◆ Directions ◆
Return the full text on the coronavirus fusion peptide, copied word for word.

Keywords: COVID-19; ESR; ITC; hydrophobicity; ion specificity.

Graphical abstract

Figure 1

(A). A model of the coronavirus FP or “platform” interacting with a lipid bilayer (adopted from our previous model using the structural information from CD spectroscopy in this study, and the molecular dynamics model. A Heliquest Plot for the first 11 amino acids is shown. (B) The structure of spin labeled lipids used: DPPTC, 5PC, 10PC and 14PC. (C) The sequence alignment of SARS-2, SARS-1, and MERS FPs, and their grand average of hydropathy (GRAVY) values (calculated using GRAVY Calculator, http://www.gravy-calculator.de/index.php). The residues in red highlight the difference between SARS-2 and SARS FP. The residues in bold are the negatively charged residues which are potential Ca²⁺ binding sites.

Bounding box prediction data:
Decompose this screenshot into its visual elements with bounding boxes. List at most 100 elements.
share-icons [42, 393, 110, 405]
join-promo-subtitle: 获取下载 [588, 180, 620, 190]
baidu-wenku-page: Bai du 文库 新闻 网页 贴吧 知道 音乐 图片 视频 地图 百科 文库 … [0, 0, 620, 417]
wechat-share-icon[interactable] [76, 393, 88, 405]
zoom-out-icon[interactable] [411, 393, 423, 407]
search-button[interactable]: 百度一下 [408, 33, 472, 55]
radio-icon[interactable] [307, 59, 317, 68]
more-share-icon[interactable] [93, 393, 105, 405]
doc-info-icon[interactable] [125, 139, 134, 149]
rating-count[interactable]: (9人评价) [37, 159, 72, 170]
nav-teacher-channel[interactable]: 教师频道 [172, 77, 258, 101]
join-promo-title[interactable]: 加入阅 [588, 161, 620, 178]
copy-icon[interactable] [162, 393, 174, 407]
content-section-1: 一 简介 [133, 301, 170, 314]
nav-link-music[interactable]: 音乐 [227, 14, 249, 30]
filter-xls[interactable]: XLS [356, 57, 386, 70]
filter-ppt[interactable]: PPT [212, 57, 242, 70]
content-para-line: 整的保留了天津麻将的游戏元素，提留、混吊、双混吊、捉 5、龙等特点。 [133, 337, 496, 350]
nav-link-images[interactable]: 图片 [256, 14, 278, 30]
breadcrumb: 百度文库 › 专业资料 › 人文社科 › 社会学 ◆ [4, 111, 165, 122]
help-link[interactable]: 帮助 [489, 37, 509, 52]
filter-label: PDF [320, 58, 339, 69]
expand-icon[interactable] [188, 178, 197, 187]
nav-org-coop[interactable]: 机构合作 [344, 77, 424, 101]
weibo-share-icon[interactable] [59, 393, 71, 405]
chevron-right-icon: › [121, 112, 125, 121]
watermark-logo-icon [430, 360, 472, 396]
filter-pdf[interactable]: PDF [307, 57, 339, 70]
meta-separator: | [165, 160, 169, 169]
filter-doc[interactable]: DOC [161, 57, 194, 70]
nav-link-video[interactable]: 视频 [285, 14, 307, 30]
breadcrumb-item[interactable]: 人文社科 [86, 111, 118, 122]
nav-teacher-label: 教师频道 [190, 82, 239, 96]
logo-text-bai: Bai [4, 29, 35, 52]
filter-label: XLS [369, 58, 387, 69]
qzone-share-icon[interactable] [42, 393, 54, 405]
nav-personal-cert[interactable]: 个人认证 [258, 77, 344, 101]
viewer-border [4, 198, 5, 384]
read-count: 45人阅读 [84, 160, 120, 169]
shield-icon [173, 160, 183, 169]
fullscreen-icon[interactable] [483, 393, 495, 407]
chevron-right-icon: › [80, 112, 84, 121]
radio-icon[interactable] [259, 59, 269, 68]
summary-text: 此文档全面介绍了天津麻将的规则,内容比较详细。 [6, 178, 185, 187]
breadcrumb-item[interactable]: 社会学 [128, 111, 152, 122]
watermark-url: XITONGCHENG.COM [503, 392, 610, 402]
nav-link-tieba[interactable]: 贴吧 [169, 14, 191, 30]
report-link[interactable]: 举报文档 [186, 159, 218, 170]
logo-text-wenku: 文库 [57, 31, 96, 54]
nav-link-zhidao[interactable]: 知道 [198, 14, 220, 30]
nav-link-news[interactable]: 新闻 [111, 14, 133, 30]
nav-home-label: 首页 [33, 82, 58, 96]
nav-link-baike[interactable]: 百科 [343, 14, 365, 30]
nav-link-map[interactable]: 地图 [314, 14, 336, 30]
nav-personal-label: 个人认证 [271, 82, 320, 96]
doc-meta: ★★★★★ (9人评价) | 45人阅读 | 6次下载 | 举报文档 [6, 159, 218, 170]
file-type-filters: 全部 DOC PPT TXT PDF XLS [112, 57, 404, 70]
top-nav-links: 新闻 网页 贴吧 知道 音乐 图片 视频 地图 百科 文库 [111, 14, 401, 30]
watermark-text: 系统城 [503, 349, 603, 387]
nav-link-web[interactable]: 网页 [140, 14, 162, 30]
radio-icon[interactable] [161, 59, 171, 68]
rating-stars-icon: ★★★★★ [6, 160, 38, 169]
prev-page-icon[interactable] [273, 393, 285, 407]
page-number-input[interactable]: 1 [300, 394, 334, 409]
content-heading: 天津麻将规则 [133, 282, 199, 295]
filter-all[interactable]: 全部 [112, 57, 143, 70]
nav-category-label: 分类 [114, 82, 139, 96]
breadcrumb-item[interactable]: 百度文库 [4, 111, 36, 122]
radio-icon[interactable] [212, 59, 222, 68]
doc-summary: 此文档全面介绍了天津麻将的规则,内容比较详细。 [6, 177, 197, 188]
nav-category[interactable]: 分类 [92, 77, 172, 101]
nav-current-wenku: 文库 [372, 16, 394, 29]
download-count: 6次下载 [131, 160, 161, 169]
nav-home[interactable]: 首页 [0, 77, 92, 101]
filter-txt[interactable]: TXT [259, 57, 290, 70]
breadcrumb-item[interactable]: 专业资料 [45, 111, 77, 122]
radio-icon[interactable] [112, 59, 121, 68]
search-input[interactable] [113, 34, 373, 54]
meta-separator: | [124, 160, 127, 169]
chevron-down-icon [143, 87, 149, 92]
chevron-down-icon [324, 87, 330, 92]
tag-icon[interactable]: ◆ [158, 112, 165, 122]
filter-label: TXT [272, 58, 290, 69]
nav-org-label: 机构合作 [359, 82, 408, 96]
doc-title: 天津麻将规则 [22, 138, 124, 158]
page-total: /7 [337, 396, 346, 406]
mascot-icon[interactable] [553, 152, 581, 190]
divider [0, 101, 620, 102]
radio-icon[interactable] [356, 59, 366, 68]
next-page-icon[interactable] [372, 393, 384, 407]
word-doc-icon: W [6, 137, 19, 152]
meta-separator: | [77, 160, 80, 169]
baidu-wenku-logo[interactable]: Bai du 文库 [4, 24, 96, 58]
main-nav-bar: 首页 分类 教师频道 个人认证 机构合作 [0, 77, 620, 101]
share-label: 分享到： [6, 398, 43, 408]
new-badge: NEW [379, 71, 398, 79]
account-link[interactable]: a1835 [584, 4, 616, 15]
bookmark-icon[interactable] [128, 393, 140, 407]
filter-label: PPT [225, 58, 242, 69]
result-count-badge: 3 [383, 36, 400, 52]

◆ Written answer ◆
Keywords: COVID-19; ESR; ITC; hydrophobicity; ion specificity.

Graphical abstract

Figure 1

(A). A model of the coronavirus FP or “platform” interacting with a lipid bilayer (adopted from our previous model using the structural information from CD spectroscopy in this study, and the molecular dynamics model. A Heliquest Plot for the first 11 amino acids is shown. (B) The structure of spin labeled lipids used: DPPTC, 5PC, 10PC and 14PC. (C) The sequence alignment of SARS-2, SARS-1, and MERS FPs, and their grand average of hydropathy (GRAVY) values (calculated using GRAVY Calculator, http://www.gravy-calculator.de/index.php). The residues in red highlight the difference between SARS-2 and SARS FP. The residues in bold are the negatively charged residues which are potential Ca²⁺ binding sites.